Dataset entries

* Start *

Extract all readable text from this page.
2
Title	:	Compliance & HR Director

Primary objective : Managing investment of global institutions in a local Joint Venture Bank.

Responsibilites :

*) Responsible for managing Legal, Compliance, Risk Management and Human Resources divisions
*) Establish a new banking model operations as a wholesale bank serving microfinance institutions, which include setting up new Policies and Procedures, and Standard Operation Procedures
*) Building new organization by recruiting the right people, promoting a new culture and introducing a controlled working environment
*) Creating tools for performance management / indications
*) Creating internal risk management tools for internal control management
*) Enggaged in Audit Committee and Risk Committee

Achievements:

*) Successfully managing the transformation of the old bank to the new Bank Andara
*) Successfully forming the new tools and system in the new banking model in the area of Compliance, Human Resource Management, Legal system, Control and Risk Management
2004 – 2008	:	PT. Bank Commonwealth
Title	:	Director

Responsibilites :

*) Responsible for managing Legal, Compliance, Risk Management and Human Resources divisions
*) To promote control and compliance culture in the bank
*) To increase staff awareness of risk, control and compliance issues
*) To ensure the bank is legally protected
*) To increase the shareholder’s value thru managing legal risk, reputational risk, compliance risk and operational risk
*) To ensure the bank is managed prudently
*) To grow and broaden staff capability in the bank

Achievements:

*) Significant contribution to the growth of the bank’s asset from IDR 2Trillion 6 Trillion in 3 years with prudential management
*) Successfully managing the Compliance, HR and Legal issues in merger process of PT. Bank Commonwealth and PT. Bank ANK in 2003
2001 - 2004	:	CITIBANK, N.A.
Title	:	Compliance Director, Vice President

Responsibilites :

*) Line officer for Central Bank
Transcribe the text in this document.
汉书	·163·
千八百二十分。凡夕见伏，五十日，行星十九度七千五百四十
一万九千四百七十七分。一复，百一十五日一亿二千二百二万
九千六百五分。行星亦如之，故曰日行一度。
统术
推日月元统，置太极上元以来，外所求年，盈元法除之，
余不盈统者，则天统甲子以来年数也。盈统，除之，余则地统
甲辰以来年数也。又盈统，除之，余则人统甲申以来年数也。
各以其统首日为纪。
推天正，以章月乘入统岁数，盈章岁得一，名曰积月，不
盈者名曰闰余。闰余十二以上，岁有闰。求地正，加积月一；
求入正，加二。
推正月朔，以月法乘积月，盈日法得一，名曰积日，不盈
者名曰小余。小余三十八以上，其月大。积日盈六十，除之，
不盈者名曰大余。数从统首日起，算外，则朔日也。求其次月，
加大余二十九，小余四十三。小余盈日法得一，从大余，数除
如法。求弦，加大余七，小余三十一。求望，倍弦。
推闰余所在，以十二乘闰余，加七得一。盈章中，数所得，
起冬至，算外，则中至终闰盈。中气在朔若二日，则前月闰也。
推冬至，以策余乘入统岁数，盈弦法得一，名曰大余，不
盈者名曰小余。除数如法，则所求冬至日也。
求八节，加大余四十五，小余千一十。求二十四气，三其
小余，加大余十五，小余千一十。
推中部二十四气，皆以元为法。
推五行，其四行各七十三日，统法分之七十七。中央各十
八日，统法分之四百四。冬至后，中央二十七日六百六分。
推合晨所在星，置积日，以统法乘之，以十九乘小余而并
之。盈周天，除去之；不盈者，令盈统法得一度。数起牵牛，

* End *

TASK OBJECTIVE:
Output the records verbatim, from the first line to the last.

OUTPUT:
Extract all readable text from this page.
2
Title	:	Compliance & HR Director

Primary objective : Managing investment of global institutions in a local Joint Venture Bank.

Responsibilites :

*) Responsible for managing Legal, Compliance, Risk Management and Human Resources divisions
*) Establish a new banking model operations as a wholesale bank serving microfinance institutions, which include setting up new Policies and Procedures, and Standard Operation Procedures
*) Building new organization by recruiting the right people, promoting a new culture and introducing a controlled working environment
*) Creating tools for performance management / indications
*) Creating internal risk management tools for internal control management
*) Enggaged in Audit Committee and Risk Committee

Achievements:

*) Successfully managing the transformation of the old bank to the new Bank Andara
*) Successfully forming the new tools and system in the new banking model in the area of Compliance, Human Resource Management, Legal system, Control and Risk Management
2004 – 2008	:	PT. Bank Commonwealth
Title	:	Director

Responsibilites :

*) Responsible for managing Legal, Compliance, Risk Management and Human Resources divisions
*) To promote control and compliance culture in the bank
*) To increase staff awareness of risk, control and compliance issues
*) To ensure the bank is legally protected
*) To increase the shareholder’s value thru managing legal risk, reputational risk, compliance risk and operational risk
*) To ensure the bank is managed prudently
*) To grow and broaden staff capability in the bank

Achievements:

*) Significant contribution to the growth of the bank’s asset from IDR 2Trillion 6 Trillion in 3 years with prudential management
*) Successfully managing the Compliance, HR and Legal issues in merger process of PT. Bank Commonwealth and PT. Bank ANK in 2003
2001 - 2004	:	CITIBANK, N.A.
Title	:	Compliance Director, Vice President

Responsibilites :

*) Line officer for Central Bank
Transcribe the text in this document.
汉书	·163·
千八百二十分。凡夕见伏，五十日，行星十九度七千五百四十
一万九千四百七十七分。一复，百一十五日一亿二千二百二万
九千六百五分。行星亦如之，故曰日行一度。
统术
推日月元统，置太极上元以来，外所求年，盈元法除之，
余不盈统者，则天统甲子以来年数也。盈统，除之，余则地统
甲辰以来年数也。又盈统，除之，余则人统甲申以来年数也。
各以其统首日为纪。
推天正，以章月乘入统岁数，盈章岁得一，名曰积月，不
盈者名曰闰余。闰余十二以上，岁有闰。求地正，加积月一；
求入正，加二。
推正月朔，以月法乘积月，盈日法得一，名曰积日，不盈
者名曰小余。小余三十八以上，其月大。积日盈六十，除之，
不盈者名曰大余。数从统首日起，算外，则朔日也。求其次月，
加大余二十九，小余四十三。小余盈日法得一，从大余，数除
如法。求弦，加大余七，小余三十一。求望，倍弦。
推闰余所在，以十二乘闰余，加七得一。盈章中，数所得，
起冬至，算外，则中至终闰盈。中气在朔若二日，则前月闰也。
推冬至，以策余乘入统岁数，盈弦法得一，名曰大余，不
盈者名曰小余。除数如法，则所求冬至日也。
求八节，加大余四十五，小余千一十。求二十四气，三其
小余，加大余十五，小余千一十。
推中部二十四气，皆以元为法。
推五行，其四行各七十三日，统法分之七十七。中央各十
八日，统法分之四百四。冬至后，中央二十七日六百六分。
推合晨所在星，置积日，以统法乘之，以十九乘小余而并
之。盈周天，除去之；不盈者，令盈统法得一度。数起牵牛，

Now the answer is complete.